▸ What the task asks: Search the listing for "text" and copy every line where it appears.
* * * * * * * * *
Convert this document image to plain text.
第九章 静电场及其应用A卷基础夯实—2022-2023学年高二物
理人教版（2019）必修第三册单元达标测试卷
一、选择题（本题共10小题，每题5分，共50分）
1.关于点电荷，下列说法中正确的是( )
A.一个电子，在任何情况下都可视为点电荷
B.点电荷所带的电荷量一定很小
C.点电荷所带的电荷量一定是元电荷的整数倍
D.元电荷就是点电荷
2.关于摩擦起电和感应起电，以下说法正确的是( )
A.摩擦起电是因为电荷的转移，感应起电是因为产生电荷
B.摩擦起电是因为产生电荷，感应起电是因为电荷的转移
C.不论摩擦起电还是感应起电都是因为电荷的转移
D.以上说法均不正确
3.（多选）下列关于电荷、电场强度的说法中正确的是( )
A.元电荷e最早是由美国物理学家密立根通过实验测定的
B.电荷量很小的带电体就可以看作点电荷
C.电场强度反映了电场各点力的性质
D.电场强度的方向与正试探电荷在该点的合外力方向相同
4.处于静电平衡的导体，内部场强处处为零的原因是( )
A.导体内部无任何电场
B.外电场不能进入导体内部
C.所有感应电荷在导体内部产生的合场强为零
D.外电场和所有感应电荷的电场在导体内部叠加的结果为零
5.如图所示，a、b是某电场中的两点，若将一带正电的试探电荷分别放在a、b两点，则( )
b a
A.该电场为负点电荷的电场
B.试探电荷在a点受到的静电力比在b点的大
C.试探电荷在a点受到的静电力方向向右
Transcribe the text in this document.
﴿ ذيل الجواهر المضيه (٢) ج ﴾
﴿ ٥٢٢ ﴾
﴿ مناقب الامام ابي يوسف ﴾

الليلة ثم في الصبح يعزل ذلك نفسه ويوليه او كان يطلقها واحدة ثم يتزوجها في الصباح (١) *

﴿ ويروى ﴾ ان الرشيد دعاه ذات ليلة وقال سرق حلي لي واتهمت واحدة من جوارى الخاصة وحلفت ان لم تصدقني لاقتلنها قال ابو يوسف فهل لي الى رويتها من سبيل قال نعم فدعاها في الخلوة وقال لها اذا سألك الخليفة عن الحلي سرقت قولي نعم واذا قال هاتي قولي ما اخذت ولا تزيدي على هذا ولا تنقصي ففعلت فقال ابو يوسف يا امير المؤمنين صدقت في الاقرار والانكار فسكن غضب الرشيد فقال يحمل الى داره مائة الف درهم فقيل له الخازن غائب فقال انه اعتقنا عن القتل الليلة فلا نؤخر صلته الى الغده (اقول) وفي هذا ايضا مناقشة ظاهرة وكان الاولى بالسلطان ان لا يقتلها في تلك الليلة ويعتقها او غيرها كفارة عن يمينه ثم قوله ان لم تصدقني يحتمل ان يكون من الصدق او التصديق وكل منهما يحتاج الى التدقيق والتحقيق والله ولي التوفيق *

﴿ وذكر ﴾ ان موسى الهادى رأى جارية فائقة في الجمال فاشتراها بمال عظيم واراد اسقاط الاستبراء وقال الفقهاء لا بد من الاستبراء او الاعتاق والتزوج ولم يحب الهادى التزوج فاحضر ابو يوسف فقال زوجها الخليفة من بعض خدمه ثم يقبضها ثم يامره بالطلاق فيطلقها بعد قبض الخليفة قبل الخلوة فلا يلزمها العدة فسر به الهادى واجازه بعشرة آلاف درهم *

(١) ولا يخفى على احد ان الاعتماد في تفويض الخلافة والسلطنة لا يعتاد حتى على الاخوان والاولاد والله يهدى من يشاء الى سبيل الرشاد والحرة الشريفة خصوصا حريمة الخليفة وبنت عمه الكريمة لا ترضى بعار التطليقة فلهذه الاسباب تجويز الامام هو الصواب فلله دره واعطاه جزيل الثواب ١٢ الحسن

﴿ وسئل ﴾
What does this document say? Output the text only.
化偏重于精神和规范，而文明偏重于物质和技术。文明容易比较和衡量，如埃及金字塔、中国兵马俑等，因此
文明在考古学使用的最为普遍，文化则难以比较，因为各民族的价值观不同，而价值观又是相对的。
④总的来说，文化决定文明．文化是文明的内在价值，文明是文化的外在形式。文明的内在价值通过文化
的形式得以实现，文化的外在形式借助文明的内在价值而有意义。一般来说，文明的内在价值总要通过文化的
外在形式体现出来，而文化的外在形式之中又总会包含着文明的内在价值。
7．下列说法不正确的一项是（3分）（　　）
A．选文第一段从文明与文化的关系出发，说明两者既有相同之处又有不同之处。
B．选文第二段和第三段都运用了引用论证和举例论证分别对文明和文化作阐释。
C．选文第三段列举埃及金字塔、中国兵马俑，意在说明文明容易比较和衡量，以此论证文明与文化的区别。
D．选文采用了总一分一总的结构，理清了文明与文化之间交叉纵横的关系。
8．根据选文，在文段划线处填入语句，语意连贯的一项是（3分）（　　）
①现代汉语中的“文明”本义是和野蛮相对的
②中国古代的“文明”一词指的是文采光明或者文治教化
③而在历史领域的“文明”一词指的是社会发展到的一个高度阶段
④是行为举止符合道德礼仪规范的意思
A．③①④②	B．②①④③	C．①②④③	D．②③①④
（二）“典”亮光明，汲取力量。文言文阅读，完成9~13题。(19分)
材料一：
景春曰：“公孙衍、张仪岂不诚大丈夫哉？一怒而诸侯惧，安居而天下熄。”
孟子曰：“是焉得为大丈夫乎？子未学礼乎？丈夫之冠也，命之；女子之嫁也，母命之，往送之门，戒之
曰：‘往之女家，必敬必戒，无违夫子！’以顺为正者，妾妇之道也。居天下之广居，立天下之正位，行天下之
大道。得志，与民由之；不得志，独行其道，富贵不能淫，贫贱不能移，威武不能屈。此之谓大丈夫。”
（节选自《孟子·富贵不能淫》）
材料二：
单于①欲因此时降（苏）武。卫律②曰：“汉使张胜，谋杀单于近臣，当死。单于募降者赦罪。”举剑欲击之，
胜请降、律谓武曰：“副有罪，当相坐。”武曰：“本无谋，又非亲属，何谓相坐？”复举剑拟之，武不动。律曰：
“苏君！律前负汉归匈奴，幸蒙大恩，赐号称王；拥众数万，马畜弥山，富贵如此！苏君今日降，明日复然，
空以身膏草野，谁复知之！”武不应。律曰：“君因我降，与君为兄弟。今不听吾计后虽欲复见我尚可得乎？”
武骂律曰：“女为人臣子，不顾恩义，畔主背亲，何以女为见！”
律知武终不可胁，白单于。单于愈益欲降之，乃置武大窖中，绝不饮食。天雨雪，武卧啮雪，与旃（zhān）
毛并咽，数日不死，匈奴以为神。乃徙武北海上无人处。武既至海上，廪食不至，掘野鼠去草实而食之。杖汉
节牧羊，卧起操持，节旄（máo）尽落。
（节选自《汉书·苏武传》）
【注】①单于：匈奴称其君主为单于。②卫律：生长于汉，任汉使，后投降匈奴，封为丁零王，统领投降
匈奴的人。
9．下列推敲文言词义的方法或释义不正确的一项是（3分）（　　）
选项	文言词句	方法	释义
* * * * * * * * *
▸ Final result:
Convert this document image to plain text.
Transcribe the text in this document.
What does this document say? Output the text only.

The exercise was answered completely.